[start]

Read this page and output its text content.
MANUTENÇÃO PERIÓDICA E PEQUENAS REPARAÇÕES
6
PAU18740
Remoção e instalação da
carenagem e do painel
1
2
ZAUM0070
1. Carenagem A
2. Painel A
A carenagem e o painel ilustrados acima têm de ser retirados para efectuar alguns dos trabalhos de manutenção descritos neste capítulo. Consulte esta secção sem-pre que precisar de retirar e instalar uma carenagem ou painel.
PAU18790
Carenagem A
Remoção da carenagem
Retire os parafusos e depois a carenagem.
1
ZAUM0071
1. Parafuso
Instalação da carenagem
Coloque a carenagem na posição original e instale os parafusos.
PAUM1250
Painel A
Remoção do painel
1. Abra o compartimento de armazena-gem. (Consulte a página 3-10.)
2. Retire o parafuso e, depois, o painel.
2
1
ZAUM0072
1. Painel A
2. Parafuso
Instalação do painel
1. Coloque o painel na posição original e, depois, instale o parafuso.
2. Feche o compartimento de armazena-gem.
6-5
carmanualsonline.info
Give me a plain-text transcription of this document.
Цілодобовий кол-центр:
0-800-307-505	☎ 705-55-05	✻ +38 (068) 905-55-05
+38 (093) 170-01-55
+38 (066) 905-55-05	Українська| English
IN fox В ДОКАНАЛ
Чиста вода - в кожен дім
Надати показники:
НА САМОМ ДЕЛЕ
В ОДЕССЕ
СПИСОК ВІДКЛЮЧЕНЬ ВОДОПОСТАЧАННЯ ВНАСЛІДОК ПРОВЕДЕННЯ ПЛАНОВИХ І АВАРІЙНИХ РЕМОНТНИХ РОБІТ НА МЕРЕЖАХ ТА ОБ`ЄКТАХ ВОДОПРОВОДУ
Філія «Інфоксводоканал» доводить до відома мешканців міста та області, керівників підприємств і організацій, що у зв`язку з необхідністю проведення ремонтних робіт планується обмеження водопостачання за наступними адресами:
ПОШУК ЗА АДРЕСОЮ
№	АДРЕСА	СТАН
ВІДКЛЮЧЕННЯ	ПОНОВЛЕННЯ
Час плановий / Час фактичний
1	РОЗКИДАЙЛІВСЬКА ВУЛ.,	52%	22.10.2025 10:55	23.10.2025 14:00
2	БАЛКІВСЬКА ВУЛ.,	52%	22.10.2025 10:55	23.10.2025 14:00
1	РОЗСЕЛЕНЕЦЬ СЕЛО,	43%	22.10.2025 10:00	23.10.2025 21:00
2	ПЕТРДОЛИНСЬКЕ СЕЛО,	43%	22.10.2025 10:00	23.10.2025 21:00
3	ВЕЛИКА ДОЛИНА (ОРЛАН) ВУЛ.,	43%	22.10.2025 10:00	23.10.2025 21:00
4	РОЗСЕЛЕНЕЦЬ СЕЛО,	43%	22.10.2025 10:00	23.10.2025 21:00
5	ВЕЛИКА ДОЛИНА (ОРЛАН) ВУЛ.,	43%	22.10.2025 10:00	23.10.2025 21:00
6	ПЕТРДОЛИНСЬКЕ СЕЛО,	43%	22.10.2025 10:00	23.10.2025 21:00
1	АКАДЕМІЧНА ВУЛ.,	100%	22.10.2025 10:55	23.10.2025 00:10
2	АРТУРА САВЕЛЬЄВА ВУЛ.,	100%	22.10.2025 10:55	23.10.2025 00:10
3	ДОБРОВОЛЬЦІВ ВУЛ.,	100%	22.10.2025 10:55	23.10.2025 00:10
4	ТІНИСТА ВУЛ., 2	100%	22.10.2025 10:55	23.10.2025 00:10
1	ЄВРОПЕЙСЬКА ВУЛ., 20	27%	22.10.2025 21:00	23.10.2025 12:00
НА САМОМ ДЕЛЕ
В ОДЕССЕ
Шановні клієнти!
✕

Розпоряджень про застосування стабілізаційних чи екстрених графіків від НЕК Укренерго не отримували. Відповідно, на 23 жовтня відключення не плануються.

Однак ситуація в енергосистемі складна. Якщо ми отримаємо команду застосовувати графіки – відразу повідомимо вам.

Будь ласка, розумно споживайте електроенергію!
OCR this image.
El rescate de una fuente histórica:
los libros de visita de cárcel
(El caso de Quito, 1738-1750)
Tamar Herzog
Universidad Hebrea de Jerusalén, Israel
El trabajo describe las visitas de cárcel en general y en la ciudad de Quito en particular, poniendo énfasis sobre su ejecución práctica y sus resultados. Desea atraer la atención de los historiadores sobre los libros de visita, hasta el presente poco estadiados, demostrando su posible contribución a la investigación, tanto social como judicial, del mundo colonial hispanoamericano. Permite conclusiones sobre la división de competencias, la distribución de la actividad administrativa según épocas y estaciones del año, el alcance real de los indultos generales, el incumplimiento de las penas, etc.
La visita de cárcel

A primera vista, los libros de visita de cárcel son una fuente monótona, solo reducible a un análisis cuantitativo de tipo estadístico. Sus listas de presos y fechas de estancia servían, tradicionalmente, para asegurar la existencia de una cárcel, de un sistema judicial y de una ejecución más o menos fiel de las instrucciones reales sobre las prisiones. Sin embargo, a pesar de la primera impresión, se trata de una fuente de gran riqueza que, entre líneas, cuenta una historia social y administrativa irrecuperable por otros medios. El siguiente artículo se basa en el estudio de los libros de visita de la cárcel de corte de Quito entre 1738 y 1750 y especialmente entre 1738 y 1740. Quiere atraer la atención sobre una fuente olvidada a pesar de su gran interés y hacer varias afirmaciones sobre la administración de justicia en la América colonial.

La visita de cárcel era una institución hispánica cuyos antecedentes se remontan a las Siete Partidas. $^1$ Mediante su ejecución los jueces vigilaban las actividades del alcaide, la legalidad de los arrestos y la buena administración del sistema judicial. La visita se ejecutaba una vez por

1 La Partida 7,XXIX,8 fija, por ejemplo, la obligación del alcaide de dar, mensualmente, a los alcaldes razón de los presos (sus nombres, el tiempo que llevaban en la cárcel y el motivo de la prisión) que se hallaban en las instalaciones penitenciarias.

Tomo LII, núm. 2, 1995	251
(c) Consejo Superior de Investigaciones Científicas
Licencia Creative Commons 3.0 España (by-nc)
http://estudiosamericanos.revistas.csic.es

[end]

*Exercise instructions:* Output the entries exactly.

*Completed exercise:*
Read this page and output its text content.
MANUTENÇÃO PERIÓDICA E PEQUENAS REPARAÇÕES
6
PAU18740
Remoção e instalação da
carenagem e do painel
1
2
ZAUM0070
1. Carenagem A
2. Painel A
A carenagem e o painel ilustrados acima têm de ser retirados para efectuar alguns dos trabalhos de manutenção descritos neste capítulo. Consulte esta secção sem-pre que precisar de retirar e instalar uma carenagem ou painel.
PAU18790
Carenagem A
Remoção da carenagem
Retire os parafusos e depois a carenagem.
1
ZAUM0071
1. Parafuso
Instalação da carenagem
Coloque a carenagem na posição original e instale os parafusos.
PAUM1250
Painel A
Remoção do painel
1. Abra o compartimento de armazena-gem. (Consulte a página 3-10.)
2. Retire o parafuso e, depois, o painel.
2
1
ZAUM0072
1. Painel A
2. Parafuso
Instalação do painel
1. Coloque o painel na posição original e, depois, instale o parafuso.
2. Feche o compartimento de armazena-gem.
6-5
carmanualsonline.info
Give me a plain-text transcription of this document.
Цілодобовий кол-центр:
0-800-307-505	☎ 705-55-05	✻ +38 (068) 905-55-05
+38 (093) 170-01-55
+38 (066) 905-55-05	Українська| English
IN fox В ДОКАНАЛ
Чиста вода - в кожен дім
Надати показники:
НА САМОМ ДЕЛЕ
В ОДЕССЕ
СПИСОК ВІДКЛЮЧЕНЬ ВОДОПОСТАЧАННЯ ВНАСЛІДОК ПРОВЕДЕННЯ ПЛАНОВИХ І АВАРІЙНИХ РЕМОНТНИХ РОБІТ НА МЕРЕЖАХ ТА ОБ`ЄКТАХ ВОДОПРОВОДУ
Філія «Інфоксводоканал» доводить до відома мешканців міста та області, керівників підприємств і організацій, що у зв`язку з необхідністю проведення ремонтних робіт планується обмеження водопостачання за наступними адресами:
ПОШУК ЗА АДРЕСОЮ
№	АДРЕСА	СТАН
ВІДКЛЮЧЕННЯ	ПОНОВЛЕННЯ
Час плановий / Час фактичний
1	РОЗКИДАЙЛІВСЬКА ВУЛ.,	52%	22.10.2025 10:55	23.10.2025 14:00
2	БАЛКІВСЬКА ВУЛ.,	52%	22.10.2025 10:55	23.10.2025 14:00
1	РОЗСЕЛЕНЕЦЬ СЕЛО,	43%	22.10.2025 10:00	23.10.2025 21:00
2	ПЕТРДОЛИНСЬКЕ СЕЛО,	43%	22.10.2025 10:00	23.10.2025 21:00
3	ВЕЛИКА ДОЛИНА (ОРЛАН) ВУЛ.,	43%	22.10.2025 10:00	23.10.2025 21:00
4	РОЗСЕЛЕНЕЦЬ СЕЛО,	43%	22.10.2025 10:00	23.10.2025 21:00
5	ВЕЛИКА ДОЛИНА (ОРЛАН) ВУЛ.,	43%	22.10.2025 10:00	23.10.2025 21:00
6	ПЕТРДОЛИНСЬКЕ СЕЛО,	43%	22.10.2025 10:00	23.10.2025 21:00
1	АКАДЕМІЧНА ВУЛ.,	100%	22.10.2025 10:55	23.10.2025 00:10
2	АРТУРА САВЕЛЬЄВА ВУЛ.,	100%	22.10.2025 10:55	23.10.2025 00:10
3	ДОБРОВОЛЬЦІВ ВУЛ.,	100%	22.10.2025 10:55	23.10.2025 00:10
4	ТІНИСТА ВУЛ., 2	100%	22.10.2025 10:55	23.10.2025 00:10
1	ЄВРОПЕЙСЬКА ВУЛ., 20	27%	22.10.2025 21:00	23.10.2025 12:00
НА САМОМ ДЕЛЕ
В ОДЕССЕ
Шановні клієнти!
✕

Розпоряджень про застосування стабілізаційних чи екстрених графіків від НЕК Укренерго не отримували. Відповідно, на 23 жовтня відключення не плануються.

Однак ситуація в енергосистемі складна. Якщо ми отримаємо команду застосовувати графіки – відразу повідомимо вам.

Будь ласка, розумно споживайте електроенергію!
OCR this image.
El rescate de una fuente histórica:
los libros de visita de cárcel
(El caso de Quito, 1738-1750)
Tamar Herzog
Universidad Hebrea de Jerusalén, Israel
El trabajo describe las visitas de cárcel en general y en la ciudad de Quito en particular, poniendo énfasis sobre su ejecución práctica y sus resultados. Desea atraer la atención de los historiadores sobre los libros de visita, hasta el presente poco estadiados, demostrando su posible contribución a la investigación, tanto social como judicial, del mundo colonial hispanoamericano. Permite conclusiones sobre la división de competencias, la distribución de la actividad administrativa según épocas y estaciones del año, el alcance real de los indultos generales, el incumplimiento de las penas, etc.
La visita de cárcel

A primera vista, los libros de visita de cárcel son una fuente monótona, solo reducible a un análisis cuantitativo de tipo estadístico. Sus listas de presos y fechas de estancia servían, tradicionalmente, para asegurar la existencia de una cárcel, de un sistema judicial y de una ejecución más o menos fiel de las instrucciones reales sobre las prisiones. Sin embargo, a pesar de la primera impresión, se trata de una fuente de gran riqueza que, entre líneas, cuenta una historia social y administrativa irrecuperable por otros medios. El siguiente artículo se basa en el estudio de los libros de visita de la cárcel de corte de Quito entre 1738 y 1750 y especialmente entre 1738 y 1740. Quiere atraer la atención sobre una fuente olvidada a pesar de su gran interés y hacer varias afirmaciones sobre la administración de justicia en la América colonial.

La visita de cárcel era una institución hispánica cuyos antecedentes se remontan a las Siete Partidas. $^1$ Mediante su ejecución los jueces vigilaban las actividades del alcaide, la legalidad de los arrestos y la buena administración del sistema judicial. La visita se ejecutaba una vez por

1 La Partida 7,XXIX,8 fija, por ejemplo, la obligación del alcaide de dar, mensualmente, a los alcaldes razón de los presos (sus nombres, el tiempo que llevaban en la cárcel y el motivo de la prisión) que se hallaban en las instalaciones penitenciarias.

Tomo LII, núm. 2, 1995	251
(c) Consejo Superior de Investigaciones Científicas
Licencia Creative Commons 3.0 España (by-nc)
http://estudiosamericanos.revistas.csic.es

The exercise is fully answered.